start PROVIDED RECORDS

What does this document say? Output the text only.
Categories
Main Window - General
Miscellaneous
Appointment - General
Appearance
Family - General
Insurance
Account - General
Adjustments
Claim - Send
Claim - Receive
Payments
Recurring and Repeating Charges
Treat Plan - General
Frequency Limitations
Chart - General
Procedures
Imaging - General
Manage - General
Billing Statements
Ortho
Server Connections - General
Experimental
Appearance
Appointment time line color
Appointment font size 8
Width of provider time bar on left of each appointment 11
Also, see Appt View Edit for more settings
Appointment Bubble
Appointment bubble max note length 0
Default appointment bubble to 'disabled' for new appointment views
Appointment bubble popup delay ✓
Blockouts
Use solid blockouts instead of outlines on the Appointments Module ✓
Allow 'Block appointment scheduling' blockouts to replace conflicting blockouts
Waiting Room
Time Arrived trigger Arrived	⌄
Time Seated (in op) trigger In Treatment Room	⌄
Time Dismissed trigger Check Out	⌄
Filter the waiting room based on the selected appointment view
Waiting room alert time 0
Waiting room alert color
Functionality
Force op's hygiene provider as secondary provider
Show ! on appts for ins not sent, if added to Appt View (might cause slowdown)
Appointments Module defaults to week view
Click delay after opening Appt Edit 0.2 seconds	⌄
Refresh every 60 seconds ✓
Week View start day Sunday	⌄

end PROVIDED RECORDS

TASK:
Extract every line of the records above that contains the word "color".

FINISHED EXERCISE:
Appointment time line color
Waiting room alert color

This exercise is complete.